"销售费用" appears in how many lines of the entries? State only the number.

---------------

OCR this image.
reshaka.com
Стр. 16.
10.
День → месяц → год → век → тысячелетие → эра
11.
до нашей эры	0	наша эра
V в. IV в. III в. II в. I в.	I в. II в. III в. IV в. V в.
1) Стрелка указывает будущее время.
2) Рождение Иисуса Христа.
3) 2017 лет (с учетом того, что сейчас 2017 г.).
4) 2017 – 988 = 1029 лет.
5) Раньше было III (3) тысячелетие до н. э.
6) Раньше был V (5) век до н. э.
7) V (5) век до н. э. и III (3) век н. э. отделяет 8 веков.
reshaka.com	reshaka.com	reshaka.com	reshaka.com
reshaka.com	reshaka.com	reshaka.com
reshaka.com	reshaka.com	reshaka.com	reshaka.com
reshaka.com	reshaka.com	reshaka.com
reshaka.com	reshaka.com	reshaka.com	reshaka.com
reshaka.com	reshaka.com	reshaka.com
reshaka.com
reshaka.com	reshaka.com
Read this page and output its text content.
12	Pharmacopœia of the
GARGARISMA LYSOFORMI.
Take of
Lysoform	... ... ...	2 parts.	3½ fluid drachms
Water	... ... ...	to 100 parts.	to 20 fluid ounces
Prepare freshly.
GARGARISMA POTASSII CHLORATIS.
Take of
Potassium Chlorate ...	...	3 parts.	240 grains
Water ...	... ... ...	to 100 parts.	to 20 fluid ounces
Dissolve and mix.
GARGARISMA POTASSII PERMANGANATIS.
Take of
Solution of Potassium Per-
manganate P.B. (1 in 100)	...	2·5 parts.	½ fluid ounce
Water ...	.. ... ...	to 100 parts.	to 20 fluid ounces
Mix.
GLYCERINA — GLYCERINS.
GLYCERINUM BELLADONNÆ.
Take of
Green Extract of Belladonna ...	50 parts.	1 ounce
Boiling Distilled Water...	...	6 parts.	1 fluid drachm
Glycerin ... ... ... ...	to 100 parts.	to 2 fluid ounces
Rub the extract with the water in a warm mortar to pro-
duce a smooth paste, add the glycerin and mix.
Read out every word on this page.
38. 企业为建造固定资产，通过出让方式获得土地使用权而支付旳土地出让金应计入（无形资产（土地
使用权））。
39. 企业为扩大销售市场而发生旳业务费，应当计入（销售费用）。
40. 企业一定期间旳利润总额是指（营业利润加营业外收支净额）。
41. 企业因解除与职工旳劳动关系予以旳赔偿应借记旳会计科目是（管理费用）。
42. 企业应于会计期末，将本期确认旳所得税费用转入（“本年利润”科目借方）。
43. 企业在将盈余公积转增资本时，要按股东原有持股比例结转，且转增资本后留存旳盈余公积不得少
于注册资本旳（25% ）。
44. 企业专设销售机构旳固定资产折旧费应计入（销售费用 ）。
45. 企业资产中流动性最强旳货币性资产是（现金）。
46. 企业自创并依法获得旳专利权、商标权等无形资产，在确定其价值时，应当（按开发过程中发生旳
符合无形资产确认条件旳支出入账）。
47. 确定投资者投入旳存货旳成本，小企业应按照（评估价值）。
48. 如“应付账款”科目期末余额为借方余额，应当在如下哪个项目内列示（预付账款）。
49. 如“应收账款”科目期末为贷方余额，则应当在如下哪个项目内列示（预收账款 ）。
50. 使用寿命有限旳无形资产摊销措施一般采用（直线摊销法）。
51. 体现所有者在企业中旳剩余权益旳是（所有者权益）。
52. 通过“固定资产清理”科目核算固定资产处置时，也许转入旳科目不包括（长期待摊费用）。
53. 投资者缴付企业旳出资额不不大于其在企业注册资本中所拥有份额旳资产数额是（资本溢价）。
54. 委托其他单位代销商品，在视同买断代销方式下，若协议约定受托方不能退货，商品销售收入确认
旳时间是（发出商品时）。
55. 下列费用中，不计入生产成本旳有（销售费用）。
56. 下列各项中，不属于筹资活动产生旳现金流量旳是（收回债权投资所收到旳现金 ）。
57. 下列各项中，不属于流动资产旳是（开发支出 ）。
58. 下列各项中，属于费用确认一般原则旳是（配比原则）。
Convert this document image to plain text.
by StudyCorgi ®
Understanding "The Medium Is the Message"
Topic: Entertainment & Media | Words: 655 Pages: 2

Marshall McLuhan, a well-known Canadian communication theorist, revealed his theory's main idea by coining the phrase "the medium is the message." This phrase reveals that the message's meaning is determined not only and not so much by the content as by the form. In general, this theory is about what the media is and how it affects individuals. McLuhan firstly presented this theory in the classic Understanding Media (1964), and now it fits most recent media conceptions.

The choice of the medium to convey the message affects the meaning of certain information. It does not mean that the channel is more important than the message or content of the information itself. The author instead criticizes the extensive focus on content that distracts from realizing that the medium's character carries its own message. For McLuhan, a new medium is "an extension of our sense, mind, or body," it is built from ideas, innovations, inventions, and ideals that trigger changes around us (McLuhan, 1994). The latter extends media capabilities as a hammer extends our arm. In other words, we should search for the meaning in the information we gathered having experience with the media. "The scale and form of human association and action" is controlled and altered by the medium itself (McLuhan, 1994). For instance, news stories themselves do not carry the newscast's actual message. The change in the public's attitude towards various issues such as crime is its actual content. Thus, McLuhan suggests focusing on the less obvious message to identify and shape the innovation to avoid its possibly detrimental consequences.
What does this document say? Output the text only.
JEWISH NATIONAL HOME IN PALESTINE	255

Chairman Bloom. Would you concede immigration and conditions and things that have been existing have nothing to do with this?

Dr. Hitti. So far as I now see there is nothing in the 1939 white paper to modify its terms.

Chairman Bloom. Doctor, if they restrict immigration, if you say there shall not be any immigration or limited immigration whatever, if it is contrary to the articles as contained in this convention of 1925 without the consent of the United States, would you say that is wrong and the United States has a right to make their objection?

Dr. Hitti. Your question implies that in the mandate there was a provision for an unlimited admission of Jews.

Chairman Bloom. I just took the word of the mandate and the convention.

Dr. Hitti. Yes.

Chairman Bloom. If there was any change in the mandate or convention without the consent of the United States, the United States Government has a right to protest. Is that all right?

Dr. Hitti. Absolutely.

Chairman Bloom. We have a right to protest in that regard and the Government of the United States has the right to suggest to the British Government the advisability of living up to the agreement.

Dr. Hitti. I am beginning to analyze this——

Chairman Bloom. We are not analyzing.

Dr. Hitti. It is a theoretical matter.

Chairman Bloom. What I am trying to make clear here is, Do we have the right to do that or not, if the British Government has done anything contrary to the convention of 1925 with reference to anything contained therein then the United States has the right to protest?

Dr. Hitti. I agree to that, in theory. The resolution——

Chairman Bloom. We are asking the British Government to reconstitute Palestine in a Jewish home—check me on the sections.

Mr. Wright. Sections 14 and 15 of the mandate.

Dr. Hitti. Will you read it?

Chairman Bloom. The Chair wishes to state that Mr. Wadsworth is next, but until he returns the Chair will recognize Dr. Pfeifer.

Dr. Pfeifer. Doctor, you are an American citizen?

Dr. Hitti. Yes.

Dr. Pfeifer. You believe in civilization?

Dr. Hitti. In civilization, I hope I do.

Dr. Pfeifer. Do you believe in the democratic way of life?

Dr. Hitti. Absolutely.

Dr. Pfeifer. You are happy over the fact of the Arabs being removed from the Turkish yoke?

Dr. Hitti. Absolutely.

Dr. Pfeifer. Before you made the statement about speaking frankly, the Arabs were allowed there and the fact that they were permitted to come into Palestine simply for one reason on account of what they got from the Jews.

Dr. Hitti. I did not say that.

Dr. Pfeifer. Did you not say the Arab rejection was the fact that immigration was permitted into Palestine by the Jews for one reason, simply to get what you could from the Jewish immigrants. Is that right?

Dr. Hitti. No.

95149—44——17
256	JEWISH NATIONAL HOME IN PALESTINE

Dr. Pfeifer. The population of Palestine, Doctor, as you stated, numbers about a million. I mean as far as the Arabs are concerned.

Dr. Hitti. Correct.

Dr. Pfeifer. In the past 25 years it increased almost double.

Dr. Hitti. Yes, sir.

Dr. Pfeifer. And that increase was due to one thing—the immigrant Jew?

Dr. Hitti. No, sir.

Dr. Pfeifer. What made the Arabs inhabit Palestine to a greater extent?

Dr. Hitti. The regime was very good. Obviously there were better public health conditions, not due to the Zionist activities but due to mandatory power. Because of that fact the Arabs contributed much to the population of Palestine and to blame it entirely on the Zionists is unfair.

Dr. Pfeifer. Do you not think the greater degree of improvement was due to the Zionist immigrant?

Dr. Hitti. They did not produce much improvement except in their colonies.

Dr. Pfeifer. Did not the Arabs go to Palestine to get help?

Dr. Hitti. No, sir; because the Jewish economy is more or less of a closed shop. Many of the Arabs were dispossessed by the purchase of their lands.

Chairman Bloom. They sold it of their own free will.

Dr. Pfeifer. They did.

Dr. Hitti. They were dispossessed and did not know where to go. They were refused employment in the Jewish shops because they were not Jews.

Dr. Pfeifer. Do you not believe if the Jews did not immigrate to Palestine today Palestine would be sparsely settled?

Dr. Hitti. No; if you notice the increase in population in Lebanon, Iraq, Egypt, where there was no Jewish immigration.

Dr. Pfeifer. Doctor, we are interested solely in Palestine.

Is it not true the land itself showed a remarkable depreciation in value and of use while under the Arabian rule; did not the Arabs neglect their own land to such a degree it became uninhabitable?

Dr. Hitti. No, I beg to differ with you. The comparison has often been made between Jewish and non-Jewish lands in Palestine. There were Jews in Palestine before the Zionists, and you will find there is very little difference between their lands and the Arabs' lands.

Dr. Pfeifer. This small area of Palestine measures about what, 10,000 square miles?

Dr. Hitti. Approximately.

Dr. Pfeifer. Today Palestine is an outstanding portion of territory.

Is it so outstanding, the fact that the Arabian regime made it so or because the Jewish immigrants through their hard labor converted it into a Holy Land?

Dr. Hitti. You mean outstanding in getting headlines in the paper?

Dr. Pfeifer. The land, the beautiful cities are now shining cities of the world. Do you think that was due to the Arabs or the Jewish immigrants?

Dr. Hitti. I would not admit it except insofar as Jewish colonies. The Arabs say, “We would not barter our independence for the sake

---------------

### Correct result:
3